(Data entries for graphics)
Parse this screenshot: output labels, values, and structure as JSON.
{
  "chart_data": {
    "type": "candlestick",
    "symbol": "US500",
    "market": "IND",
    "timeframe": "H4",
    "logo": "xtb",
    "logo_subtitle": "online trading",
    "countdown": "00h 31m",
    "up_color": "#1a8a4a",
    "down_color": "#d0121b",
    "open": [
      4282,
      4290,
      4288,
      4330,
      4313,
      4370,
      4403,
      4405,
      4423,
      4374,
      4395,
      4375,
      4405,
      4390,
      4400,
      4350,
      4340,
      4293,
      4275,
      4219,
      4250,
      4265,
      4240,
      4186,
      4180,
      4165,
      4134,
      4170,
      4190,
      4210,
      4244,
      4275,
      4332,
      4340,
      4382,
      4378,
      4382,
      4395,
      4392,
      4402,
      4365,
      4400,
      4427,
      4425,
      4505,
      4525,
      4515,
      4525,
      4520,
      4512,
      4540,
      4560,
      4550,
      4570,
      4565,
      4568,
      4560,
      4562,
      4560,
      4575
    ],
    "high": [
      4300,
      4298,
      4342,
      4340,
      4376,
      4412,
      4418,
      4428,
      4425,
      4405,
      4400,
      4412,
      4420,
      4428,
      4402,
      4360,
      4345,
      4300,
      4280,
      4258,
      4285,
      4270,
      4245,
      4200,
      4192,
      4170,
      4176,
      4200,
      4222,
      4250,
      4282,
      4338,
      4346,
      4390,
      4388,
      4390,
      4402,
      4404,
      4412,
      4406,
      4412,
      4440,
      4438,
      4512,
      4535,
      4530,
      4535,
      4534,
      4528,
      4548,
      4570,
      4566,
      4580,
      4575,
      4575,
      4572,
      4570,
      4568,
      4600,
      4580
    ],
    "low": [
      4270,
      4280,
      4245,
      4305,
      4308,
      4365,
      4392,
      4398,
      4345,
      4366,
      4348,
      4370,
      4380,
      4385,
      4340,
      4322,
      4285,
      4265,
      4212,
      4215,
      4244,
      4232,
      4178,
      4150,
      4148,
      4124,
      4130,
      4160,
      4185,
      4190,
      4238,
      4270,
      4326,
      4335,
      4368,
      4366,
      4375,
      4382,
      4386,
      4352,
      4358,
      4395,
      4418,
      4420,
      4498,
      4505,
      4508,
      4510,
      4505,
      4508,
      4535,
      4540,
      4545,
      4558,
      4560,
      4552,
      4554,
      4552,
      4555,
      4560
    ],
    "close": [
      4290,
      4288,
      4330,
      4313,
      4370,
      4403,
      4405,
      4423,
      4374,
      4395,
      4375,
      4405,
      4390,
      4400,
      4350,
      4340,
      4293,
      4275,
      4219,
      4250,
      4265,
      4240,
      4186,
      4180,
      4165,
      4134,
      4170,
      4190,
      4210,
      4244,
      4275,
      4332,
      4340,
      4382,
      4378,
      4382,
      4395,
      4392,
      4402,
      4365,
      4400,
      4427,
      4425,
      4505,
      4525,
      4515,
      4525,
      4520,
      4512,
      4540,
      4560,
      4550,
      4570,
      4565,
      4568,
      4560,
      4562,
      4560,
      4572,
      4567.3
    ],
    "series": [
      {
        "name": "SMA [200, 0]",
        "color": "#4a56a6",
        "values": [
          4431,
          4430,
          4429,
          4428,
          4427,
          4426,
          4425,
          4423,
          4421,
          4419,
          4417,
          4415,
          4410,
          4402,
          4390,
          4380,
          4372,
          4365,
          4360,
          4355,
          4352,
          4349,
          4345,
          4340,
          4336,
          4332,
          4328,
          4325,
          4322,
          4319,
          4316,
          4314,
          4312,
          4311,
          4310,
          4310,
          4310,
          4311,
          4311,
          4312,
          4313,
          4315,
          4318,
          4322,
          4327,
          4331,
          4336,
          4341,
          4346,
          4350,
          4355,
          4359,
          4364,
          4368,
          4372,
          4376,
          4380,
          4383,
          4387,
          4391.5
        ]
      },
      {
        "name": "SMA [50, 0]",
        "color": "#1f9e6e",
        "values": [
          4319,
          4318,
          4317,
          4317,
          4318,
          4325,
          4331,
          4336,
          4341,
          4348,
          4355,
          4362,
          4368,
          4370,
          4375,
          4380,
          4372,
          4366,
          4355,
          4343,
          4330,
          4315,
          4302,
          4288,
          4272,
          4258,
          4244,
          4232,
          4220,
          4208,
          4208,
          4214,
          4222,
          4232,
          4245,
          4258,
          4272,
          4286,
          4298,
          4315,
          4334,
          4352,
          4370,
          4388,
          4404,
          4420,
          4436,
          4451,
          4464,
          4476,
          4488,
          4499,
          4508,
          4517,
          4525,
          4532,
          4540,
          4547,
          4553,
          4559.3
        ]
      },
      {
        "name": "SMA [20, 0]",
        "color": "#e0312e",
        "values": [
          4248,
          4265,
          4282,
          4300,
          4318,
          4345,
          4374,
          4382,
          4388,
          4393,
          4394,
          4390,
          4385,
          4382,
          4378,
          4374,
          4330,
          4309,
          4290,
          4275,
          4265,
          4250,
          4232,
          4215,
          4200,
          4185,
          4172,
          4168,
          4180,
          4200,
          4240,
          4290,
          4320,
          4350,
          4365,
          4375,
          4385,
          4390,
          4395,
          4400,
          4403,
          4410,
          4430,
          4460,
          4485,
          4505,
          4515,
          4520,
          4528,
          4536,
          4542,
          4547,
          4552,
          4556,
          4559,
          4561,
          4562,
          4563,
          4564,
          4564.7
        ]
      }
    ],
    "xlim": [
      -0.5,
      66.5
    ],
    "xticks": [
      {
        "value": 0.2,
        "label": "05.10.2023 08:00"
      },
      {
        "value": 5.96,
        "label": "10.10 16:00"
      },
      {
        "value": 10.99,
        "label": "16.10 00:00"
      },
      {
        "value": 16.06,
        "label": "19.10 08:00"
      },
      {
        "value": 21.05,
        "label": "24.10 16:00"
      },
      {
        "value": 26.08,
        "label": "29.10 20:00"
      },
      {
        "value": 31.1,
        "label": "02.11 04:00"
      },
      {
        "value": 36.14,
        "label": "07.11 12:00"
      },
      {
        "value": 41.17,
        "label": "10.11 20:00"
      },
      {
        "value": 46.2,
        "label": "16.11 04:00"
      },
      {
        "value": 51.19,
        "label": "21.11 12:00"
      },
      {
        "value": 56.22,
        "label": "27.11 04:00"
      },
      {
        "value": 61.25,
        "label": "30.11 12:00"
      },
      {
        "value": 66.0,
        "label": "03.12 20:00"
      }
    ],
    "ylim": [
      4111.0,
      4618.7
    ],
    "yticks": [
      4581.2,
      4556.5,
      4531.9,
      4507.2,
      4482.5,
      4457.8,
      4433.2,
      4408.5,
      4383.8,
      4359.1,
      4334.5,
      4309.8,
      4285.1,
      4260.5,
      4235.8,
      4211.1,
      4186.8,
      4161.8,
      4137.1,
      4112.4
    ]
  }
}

• PROBLEM DESCRIPTION: Print the records above in full, exactly.

• IN RESPONSE:
Parse this screenshot: output labels, values, and structure as JSON.
{
  "chart_data": {
    "type": "candlestick",
    "symbol": "US500",
    "market": "IND",
    "timeframe": "H4",
    "logo": "xtb",
    "logo_subtitle": "online trading",
    "countdown": "00h 31m",
    "up_color": "#1a8a4a",
    "down_color": "#d0121b",
    "open": [
      4282,
      4290,
      4288,
      4330,
      4313,
      4370,
      4403,
      4405,
      4423,
      4374,
      4395,
      4375,
      4405,
      4390,
      4400,
      4350,
      4340,
      4293,
      4275,
      4219,
      4250,
      4265,
      4240,
      4186,
      4180,
      4165,
      4134,
      4170,
      4190,
      4210,
      4244,
      4275,
      4332,
      4340,
      4382,
      4378,
      4382,
      4395,
      4392,
      4402,
      4365,
      4400,
      4427,
      4425,
      4505,
      4525,
      4515,
      4525,
      4520,
      4512,
      4540,
      4560,
      4550,
      4570,
      4565,
      4568,
      4560,
      4562,
      4560,
      4575
    ],
    "high": [
      4300,
      4298,
      4342,
      4340,
      4376,
      4412,
      4418,
      4428,
      4425,
      4405,
      4400,
      4412,
      4420,
      4428,
      4402,
      4360,
      4345,
      4300,
      4280,
      4258,
      4285,
      4270,
      4245,
      4200,
      4192,
      4170,
      4176,
      4200,
      4222,
      4250,
      4282,
      4338,
      4346,
      4390,
      4388,
      4390,
      4402,
      4404,
      4412,
      4406,
      4412,
      4440,
      4438,
      4512,
      4535,
      4530,
      4535,
      4534,
      4528,
      4548,
      4570,
      4566,
      4580,
      4575,
      4575,
      4572,
      4570,
      4568,
      4600,
      4580
    ],
    "low": [
      4270,
      4280,
      4245,
      4305,
      4308,
      4365,
      4392,
      4398,
      4345,
      4366,
      4348,
      4370,
      4380,
      4385,
      4340,
      4322,
      4285,
      4265,
      4212,
      4215,
      4244,
      4232,
      4178,
      4150,
      4148,
      4124,
      4130,
      4160,
      4185,
      4190,
      4238,
      4270,
      4326,
      4335,
      4368,
      4366,
      4375,
      4382,
      4386,
      4352,
      4358,
      4395,
      4418,
      4420,
      4498,
      4505,
      4508,
      4510,
      4505,
      4508,
      4535,
      4540,
      4545,
      4558,
      4560,
      4552,
      4554,
      4552,
      4555,
      4560
    ],
    "close": [
      4290,
      4288,
      4330,
      4313,
      4370,
      4403,
      4405,
      4423,
      4374,
      4395,
      4375,
      4405,
      4390,
      4400,
      4350,
      4340,
      4293,
      4275,
      4219,
      4250,
      4265,
      4240,
      4186,
      4180,
      4165,
      4134,
      4170,
      4190,
      4210,
      4244,
      4275,
      4332,
      4340,
      4382,
      4378,
      4382,
      4395,
      4392,
      4402,
      4365,
      4400,
      4427,
      4425,
      4505,
      4525,
      4515,
      4525,
      4520,
      4512,
      4540,
      4560,
      4550,
      4570,
      4565,
      4568,
      4560,
      4562,
      4560,
      4572,
      4567.3
    ],
    "series": [
      {
        "name": "SMA [200, 0]",
        "color": "#4a56a6",
        "values": [
          4431,
          4430,
          4429,
          4428,
          4427,
          4426,
          4425,
          4423,
          4421,
          4419,
          4417,
          4415,
          4410,
          4402,
          4390,
          4380,
          4372,
          4365,
          4360,
          4355,
          4352,
          4349,
          4345,
          4340,
          4336,
          4332,
          4328,
          4325,
          4322,
          4319,
          4316,
          4314,
          4312,
          4311,
          4310,
          4310,
          4310,
          4311,
          4311,
          4312,
          4313,
          4315,
          4318,
          4322,
          4327,
          4331,
          4336,
          4341,
          4346,
          4350,
          4355,
          4359,
          4364,
          4368,
          4372,
          4376,
          4380,
          4383,
          4387,
          4391.5
        ]
      },
      {
        "name": "SMA [50, 0]",
        "color": "#1f9e6e",
        "values": [
          4319,
          4318,
          4317,
          4317,
          4318,
          4325,
          4331,
          4336,
          4341,
          4348,
          4355,
          4362,
          4368,
          4370,
          4375,
          4380,
          4372,
          4366,
          4355,
          4343,
          4330,
          4315,
          4302,
          4288,
          4272,
          4258,
          4244,
          4232,
          4220,
          4208,
          4208,
          4214,
          4222,
          4232,
          4245,
          4258,
          4272,
          4286,
          4298,
          4315,
          4334,
          4352,
          4370,
          4388,
          4404,
          4420,
          4436,
          4451,
          4464,
          4476,
          4488,
          4499,
          4508,
          4517,
          4525,
          4532,
          4540,
          4547,
          4553,
          4559.3
        ]
      },
      {
        "name": "SMA [20, 0]",
        "color": "#e0312e",
        "values": [
          4248,
          4265,
          4282,
          4300,
          4318,
          4345,
          4374,
          4382,
          4388,
          4393,
          4394,
          4390,
          4385,
          4382,
          4378,
          4374,
          4330,
          4309,
          4290,
          4275,
          4265,
          4250,
          4232,
          4215,
          4200,
          4185,
          4172,
          4168,
          4180,
          4200,
          4240,
          4290,
          4320,
          4350,
          4365,
          4375,
          4385,
          4390,
          4395,
          4400,
          4403,
          4410,
          4430,
          4460,
          4485,
          4505,
          4515,
          4520,
          4528,
          4536,
          4542,
          4547,
          4552,
          4556,
          4559,
          4561,
          4562,
          4563,
          4564,
          4564.7
        ]
      }
    ],
    "xlim": [
      -0.5,
      66.5
    ],
    "xticks": [
      {
        "value": 0.2,
        "label": "05.10.2023 08:00"
      },
      {
        "value": 5.96,
        "label": "10.10 16:00"
      },
      {
        "value": 10.99,
        "label": "16.10 00:00"
      },
      {
        "value": 16.06,
        "label": "19.10 08:00"
      },
      {
        "value": 21.05,
        "label": "24.10 16:00"
      },
      {
        "value": 26.08,
        "label": "29.10 20:00"
      },
      {
        "value": 31.1,
        "label": "02.11 04:00"
      },
      {
        "value": 36.14,
        "label": "07.11 12:00"
      },
      {
        "value": 41.17,
        "label": "10.11 20:00"
      },
      {
        "value": 46.2,
        "label": "16.11 04:00"
      },
      {
        "value": 51.19,
        "label": "21.11 12:00"
      },
      {
        "value": 56.22,
        "label": "27.11 04:00"
      },
      {
        "value": 61.25,
        "label": "30.11 12:00"
      },
      {
        "value": 66.0,
        "label": "03.12 20:00"
      }
    ],
    "ylim": [
      4111.0,
      4618.7
    ],
    "yticks": [
      4581.2,
      4556.5,
      4531.9,
      4507.2,
      4482.5,
      4457.8,
      4433.2,
      4408.5,
      4383.8,
      4359.1,
      4334.5,
      4309.8,
      4285.1,
      4260.5,
      4235.8,
      4211.1,
      4186.8,
      4161.8,
      4137.1,
      4112.4
    ]
  }
}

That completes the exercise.